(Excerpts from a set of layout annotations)

** Start **

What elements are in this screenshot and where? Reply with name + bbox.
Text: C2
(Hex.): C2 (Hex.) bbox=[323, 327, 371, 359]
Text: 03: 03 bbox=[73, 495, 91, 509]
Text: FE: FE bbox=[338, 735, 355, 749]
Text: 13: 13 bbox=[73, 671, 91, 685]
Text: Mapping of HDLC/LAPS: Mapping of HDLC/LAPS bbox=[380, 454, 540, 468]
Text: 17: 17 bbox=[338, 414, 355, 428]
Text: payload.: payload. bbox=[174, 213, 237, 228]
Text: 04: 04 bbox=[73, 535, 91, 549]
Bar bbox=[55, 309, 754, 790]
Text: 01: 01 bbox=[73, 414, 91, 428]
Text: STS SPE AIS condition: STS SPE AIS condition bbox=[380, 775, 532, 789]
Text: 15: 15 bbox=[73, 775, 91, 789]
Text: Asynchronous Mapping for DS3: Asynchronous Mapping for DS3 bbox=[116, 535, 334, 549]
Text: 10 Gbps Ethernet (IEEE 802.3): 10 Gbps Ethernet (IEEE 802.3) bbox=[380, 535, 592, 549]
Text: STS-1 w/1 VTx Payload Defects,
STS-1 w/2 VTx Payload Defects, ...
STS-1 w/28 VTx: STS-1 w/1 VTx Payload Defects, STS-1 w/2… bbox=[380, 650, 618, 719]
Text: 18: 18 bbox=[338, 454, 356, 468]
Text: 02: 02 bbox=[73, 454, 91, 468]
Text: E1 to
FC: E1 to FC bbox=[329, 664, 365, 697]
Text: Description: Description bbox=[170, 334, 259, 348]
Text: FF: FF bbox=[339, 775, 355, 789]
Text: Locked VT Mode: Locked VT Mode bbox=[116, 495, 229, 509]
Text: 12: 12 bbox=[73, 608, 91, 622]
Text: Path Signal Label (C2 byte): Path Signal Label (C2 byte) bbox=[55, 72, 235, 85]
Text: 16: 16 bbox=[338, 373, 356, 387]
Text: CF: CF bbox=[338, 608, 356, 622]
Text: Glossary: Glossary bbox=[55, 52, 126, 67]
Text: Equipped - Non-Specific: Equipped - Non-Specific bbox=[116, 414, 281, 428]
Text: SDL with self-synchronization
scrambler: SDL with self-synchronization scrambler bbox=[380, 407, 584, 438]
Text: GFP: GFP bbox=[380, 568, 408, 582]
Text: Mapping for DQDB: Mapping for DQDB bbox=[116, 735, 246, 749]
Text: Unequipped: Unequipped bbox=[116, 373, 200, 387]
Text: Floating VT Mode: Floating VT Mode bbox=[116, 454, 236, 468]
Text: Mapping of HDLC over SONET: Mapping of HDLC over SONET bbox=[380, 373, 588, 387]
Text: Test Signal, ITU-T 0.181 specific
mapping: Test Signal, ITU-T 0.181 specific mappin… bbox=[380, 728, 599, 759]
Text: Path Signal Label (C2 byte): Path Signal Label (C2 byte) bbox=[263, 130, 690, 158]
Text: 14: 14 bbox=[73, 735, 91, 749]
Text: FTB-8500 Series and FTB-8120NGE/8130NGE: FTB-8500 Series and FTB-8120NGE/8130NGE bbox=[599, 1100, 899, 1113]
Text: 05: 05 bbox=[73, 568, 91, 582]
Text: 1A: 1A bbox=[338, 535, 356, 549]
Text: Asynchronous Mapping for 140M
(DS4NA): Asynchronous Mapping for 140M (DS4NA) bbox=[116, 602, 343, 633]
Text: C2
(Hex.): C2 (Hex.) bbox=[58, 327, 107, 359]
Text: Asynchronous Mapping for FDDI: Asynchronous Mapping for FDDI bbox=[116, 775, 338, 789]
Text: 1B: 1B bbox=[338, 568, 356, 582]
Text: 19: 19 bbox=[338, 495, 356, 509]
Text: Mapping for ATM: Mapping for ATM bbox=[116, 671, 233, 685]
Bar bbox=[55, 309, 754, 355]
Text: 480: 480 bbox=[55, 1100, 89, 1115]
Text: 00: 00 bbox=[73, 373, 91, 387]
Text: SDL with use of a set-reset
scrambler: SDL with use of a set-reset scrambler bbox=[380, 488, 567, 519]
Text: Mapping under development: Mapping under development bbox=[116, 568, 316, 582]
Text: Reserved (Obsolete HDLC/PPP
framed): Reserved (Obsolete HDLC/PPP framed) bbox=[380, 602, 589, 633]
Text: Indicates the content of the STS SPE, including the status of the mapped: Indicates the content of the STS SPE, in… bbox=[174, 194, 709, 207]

** End **

◆ **Your objective**: Recast the data above as a JSON list of strings with one string per line, omitting any blank lines.

◆ **Exercise result**:
[
  "What elements are in this screenshot and where? Reply with name + bbox.",
  "Text: C2",
  "(Hex.): C2 (Hex.) bbox=[323, 327, 371, 359]",
  "Text: 03: 03 bbox=[73, 495, 91, 509]",
  "Text: FE: FE bbox=[338, 735, 355, 749]",
  "Text: 13: 13 bbox=[73, 671, 91, 685]",
  "Text: Mapping of HDLC/LAPS: Mapping of HDLC/LAPS bbox=[380, 454, 540, 468]",
  "Text: 17: 17 bbox=[338, 414, 355, 428]",
  "Text: payload.: payload. bbox=[174, 213, 237, 228]",
  "Text: 04: 04 bbox=[73, 535, 91, 549]",
  "Bar bbox=[55, 309, 754, 790]",
  "Text: 01: 01 bbox=[73, 414, 91, 428]",
  "Text: STS SPE AIS condition: STS SPE AIS condition bbox=[380, 775, 532, 789]",
  "Text: 15: 15 bbox=[73, 775, 91, 789]",
  "Text: Asynchronous Mapping for DS3: Asynchronous Mapping for DS3 bbox=[116, 535, 334, 549]",
  "Text: 10 Gbps Ethernet (IEEE 802.3): 10 Gbps Ethernet (IEEE 802.3) bbox=[380, 535, 592, 549]",
  "Text: STS-1 w/1 VTx Payload Defects,",
  "STS-1 w/2 VTx Payload Defects, ...",
  "STS-1 w/28 VTx: STS-1 w/1 VTx Payload Defects, STS-1 w/2… bbox=[380, 650, 618, 719]",
  "Text: 18: 18 bbox=[338, 454, 356, 468]",
  "Text: 02: 02 bbox=[73, 454, 91, 468]",
  "Text: E1 to",
  "FC: E1 to FC bbox=[329, 664, 365, 697]",
  "Text: Description: Description bbox=[170, 334, 259, 348]",
  "Text: FF: FF bbox=[339, 775, 355, 789]",
  "Text: Locked VT Mode: Locked VT Mode bbox=[116, 495, 229, 509]",
  "Text: 12: 12 bbox=[73, 608, 91, 622]",
  "Text: Path Signal Label (C2 byte): Path Signal Label (C2 byte) bbox=[55, 72, 235, 85]",
  "Text: 16: 16 bbox=[338, 373, 356, 387]",
  "Text: CF: CF bbox=[338, 608, 356, 622]",
  "Text: Glossary: Glossary bbox=[55, 52, 126, 67]",
  "Text: Equipped - Non-Specific: Equipped - Non-Specific bbox=[116, 414, 281, 428]",
  "Text: SDL with self-synchronization",
  "scrambler: SDL with self-synchronization scrambler bbox=[380, 407, 584, 438]",
  "Text: GFP: GFP bbox=[380, 568, 408, 582]",
  "Text: Mapping for DQDB: Mapping for DQDB bbox=[116, 735, 246, 749]",
  "Text: Unequipped: Unequipped bbox=[116, 373, 200, 387]",
  "Text: Floating VT Mode: Floating VT Mode bbox=[116, 454, 236, 468]",
  "Text: Mapping of HDLC over SONET: Mapping of HDLC over SONET bbox=[380, 373, 588, 387]",
  "Text: Test Signal, ITU-T 0.181 specific",
  "mapping: Test Signal, ITU-T 0.181 specific mappin… bbox=[380, 728, 599, 759]",
  "Text: Path Signal Label (C2 byte): Path Signal Label (C2 byte) bbox=[263, 130, 690, 158]",
  "Text: 14: 14 bbox=[73, 735, 91, 749]",
  "Text: FTB-8500 Series and FTB-8120NGE/8130NGE: FTB-8500 Series and FTB-8120NGE/8130NGE bbox=[599, 1100, 899, 1113]",
  "Text: 05: 05 bbox=[73, 568, 91, 582]",
  "Text: 1A: 1A bbox=[338, 535, 356, 549]",
  "Text: Asynchronous Mapping for 140M",
  "(DS4NA): Asynchronous Mapping for 140M (DS4NA) bbox=[116, 602, 343, 633]",
  "Text: C2",
  "(Hex.): C2 (Hex.) bbox=[58, 327, 107, 359]",
  "Text: Asynchronous Mapping for FDDI: Asynchronous Mapping for FDDI bbox=[116, 775, 338, 789]",
  "Text: 1B: 1B bbox=[338, 568, 356, 582]",
  "Text: 19: 19 bbox=[338, 495, 356, 509]",
  "Text: Mapping for ATM: Mapping for ATM bbox=[116, 671, 233, 685]",
  "Bar bbox=[55, 309, 754, 355]",
  "Text: 480: 480 bbox=[55, 1100, 89, 1115]",
  "Text: 00: 00 bbox=[73, 373, 91, 387]",
  "Text: SDL with use of a set-reset",
  "scrambler: SDL with use of a set-reset scrambler bbox=[380, 488, 567, 519]",
  "Text: Mapping under development: Mapping under development bbox=[116, 568, 316, 582]",
  "Text: Reserved (Obsolete HDLC/PPP",
  "framed): Reserved (Obsolete HDLC/PPP framed) bbox=[380, 602, 589, 633]",
  "Text: Indicates the content of the STS SPE, including the status of the mapped: Indicates the content of the STS SPE, in… bbox=[174, 194, 709, 207]"
]